▶ [DIRECTIONS FOR THIS TASK]: Filter the listing and keep only the lines with the word "band".

= = = =

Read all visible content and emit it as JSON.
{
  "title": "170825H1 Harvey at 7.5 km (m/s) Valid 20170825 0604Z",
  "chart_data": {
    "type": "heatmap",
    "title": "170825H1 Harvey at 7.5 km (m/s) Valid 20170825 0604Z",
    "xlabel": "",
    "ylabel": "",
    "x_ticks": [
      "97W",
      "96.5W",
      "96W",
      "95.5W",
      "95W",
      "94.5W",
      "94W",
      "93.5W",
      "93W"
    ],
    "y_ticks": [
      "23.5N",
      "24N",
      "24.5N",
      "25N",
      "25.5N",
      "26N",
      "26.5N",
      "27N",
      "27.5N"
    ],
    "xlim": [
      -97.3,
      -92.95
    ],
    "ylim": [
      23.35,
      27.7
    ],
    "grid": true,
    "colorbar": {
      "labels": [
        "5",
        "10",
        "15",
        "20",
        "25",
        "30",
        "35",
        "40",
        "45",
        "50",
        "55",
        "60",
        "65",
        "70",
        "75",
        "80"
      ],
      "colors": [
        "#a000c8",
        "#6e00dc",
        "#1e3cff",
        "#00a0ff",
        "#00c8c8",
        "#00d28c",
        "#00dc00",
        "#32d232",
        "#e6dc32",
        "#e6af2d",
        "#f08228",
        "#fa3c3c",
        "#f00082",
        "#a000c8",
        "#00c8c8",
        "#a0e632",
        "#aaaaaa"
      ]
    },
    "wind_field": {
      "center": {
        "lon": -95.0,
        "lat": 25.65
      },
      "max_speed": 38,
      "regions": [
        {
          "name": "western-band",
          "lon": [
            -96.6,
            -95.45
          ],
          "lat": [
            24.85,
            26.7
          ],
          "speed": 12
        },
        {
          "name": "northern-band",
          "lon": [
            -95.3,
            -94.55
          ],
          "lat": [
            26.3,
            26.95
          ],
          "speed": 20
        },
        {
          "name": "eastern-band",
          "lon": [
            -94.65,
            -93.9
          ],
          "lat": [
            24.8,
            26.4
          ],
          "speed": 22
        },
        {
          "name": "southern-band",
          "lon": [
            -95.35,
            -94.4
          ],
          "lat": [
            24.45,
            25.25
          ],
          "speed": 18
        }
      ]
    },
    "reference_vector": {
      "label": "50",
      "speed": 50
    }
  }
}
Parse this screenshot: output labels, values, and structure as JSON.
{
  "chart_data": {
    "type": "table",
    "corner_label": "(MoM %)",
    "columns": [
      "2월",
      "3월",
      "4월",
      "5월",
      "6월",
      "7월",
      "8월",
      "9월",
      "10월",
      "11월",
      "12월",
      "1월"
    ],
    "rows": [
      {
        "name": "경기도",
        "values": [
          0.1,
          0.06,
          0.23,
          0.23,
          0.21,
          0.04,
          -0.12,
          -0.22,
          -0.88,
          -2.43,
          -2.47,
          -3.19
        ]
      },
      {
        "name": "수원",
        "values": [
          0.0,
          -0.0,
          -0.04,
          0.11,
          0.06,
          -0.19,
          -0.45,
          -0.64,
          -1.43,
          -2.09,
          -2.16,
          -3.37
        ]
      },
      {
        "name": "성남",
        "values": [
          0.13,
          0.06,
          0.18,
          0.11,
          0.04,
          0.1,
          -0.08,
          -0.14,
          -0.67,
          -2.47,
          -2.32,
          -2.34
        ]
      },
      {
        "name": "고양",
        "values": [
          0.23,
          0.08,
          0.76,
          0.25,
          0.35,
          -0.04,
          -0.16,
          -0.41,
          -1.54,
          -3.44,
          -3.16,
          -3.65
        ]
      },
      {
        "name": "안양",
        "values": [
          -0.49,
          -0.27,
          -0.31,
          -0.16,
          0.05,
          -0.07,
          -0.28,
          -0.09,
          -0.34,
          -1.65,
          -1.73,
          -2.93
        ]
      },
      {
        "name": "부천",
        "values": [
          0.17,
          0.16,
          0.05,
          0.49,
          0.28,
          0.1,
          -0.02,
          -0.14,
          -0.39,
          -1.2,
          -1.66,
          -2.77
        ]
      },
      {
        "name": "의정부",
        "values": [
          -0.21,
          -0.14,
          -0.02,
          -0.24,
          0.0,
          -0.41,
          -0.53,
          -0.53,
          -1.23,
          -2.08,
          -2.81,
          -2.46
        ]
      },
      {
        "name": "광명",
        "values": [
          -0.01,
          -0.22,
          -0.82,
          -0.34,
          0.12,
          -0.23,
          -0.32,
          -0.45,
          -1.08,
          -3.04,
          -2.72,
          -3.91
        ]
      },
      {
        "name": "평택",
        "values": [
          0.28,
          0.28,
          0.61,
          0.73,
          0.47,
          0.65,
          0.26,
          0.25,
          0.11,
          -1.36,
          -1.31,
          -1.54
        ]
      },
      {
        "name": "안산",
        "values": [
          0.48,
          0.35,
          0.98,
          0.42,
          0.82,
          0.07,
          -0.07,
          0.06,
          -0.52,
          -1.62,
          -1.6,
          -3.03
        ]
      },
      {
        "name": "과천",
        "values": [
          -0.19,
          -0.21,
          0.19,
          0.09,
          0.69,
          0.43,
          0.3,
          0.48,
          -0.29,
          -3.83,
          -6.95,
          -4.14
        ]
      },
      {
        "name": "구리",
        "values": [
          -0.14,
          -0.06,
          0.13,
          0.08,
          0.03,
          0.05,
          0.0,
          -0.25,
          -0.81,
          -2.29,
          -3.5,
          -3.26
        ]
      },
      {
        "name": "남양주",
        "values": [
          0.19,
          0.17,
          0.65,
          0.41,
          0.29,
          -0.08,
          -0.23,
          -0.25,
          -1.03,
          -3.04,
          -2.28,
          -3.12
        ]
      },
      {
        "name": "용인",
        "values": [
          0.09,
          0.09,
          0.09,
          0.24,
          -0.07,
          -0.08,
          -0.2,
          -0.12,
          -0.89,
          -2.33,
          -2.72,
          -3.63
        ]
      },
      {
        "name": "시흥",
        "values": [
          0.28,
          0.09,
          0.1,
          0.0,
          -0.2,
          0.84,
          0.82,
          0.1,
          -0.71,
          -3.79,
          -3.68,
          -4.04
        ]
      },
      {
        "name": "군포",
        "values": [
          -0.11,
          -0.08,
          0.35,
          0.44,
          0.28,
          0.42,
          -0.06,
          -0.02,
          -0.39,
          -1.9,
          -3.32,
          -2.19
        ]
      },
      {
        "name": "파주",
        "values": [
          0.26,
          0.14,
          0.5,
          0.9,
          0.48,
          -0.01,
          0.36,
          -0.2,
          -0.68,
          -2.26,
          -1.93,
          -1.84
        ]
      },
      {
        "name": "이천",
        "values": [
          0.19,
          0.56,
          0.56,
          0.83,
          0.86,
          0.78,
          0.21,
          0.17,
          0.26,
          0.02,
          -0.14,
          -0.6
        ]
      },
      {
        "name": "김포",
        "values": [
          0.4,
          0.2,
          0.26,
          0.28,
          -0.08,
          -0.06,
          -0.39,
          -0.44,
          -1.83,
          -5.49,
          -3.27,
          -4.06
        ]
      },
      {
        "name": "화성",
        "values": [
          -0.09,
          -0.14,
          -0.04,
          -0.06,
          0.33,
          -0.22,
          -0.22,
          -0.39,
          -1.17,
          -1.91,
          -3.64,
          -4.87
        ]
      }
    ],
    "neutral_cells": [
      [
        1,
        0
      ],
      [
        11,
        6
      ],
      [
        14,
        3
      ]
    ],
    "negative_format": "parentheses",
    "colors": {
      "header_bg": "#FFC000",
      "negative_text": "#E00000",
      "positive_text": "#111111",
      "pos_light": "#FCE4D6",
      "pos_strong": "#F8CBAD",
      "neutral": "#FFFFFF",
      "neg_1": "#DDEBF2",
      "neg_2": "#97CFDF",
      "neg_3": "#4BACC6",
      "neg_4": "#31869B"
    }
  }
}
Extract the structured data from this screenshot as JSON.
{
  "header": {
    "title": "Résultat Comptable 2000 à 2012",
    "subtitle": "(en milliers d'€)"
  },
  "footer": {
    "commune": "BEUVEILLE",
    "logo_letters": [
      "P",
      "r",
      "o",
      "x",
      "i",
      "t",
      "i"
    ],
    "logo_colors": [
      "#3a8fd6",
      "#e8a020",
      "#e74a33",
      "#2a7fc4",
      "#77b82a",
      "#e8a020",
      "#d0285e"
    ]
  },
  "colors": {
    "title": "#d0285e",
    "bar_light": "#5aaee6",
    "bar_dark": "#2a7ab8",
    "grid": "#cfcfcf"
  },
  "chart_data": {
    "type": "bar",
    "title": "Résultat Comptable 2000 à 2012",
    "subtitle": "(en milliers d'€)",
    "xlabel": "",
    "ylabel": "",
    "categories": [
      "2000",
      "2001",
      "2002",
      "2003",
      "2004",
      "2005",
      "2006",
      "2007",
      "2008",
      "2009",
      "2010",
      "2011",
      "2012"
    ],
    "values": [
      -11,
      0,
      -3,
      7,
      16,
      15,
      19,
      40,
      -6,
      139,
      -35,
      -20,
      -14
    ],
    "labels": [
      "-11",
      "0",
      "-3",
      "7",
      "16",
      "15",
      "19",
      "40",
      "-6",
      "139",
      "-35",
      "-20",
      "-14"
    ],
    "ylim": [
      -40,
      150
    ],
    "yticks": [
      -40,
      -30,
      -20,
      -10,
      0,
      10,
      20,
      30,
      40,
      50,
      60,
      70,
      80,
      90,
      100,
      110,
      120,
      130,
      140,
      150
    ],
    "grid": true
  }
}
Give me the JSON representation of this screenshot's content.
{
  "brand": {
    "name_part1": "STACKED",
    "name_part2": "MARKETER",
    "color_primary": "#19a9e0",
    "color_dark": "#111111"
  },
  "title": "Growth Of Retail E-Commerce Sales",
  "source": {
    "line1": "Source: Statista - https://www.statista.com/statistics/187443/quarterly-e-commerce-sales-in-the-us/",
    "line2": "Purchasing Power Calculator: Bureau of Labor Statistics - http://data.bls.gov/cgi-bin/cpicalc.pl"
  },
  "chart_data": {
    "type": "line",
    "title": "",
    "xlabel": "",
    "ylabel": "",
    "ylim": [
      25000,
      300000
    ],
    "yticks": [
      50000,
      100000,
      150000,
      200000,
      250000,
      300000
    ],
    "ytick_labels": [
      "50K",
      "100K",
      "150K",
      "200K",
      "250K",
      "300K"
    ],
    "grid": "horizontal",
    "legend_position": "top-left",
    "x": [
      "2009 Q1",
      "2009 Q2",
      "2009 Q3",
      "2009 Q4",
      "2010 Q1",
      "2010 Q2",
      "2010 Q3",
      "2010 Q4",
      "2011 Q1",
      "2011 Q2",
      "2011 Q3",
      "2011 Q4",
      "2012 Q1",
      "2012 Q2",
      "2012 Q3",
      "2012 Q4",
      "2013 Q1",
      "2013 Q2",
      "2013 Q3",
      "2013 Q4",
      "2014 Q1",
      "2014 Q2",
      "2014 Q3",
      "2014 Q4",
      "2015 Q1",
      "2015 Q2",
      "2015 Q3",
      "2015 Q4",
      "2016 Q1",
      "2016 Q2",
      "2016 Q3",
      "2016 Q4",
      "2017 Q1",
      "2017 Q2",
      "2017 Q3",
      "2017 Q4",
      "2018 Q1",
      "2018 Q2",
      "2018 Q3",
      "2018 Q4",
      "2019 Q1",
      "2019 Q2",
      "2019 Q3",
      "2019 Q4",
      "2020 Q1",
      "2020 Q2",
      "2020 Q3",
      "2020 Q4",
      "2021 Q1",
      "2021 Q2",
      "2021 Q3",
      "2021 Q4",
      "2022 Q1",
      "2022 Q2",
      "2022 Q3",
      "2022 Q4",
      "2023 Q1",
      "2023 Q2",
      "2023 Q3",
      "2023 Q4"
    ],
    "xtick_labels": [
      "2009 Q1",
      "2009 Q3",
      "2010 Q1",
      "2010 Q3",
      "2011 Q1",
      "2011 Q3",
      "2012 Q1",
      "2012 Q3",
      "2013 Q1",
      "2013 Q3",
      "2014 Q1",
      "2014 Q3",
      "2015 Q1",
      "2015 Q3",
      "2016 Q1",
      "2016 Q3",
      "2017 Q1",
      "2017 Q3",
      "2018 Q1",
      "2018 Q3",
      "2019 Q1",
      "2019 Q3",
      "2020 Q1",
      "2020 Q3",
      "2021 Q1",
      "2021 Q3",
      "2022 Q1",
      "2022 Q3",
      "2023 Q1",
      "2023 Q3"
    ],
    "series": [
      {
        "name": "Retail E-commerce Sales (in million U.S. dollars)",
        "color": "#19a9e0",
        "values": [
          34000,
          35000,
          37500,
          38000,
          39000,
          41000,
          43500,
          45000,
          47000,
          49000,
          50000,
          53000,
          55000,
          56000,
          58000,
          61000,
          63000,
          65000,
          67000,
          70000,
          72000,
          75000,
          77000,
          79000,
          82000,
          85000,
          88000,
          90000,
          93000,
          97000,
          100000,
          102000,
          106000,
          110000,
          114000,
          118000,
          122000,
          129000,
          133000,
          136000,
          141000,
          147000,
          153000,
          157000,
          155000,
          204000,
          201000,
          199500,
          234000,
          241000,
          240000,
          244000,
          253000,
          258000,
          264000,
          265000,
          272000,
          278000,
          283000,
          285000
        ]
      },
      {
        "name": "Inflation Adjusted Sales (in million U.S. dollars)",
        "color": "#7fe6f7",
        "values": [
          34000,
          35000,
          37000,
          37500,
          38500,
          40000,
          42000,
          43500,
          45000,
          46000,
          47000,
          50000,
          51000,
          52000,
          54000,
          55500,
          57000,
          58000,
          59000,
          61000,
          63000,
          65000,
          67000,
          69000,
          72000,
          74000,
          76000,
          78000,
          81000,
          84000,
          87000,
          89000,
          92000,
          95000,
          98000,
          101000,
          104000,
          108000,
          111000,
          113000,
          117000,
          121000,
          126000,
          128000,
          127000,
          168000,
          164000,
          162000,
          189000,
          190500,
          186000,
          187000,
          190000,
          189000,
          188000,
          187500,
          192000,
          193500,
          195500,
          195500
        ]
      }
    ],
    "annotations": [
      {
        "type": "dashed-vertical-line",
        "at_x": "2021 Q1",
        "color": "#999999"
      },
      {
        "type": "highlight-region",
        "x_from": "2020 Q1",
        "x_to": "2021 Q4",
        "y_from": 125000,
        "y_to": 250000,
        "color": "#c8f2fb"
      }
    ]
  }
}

= = = =

▶ [TASK SOLUTION]:
          "name": "western-band",
          "name": "northern-band",
          "name": "eastern-band",
          "name": "southern-band",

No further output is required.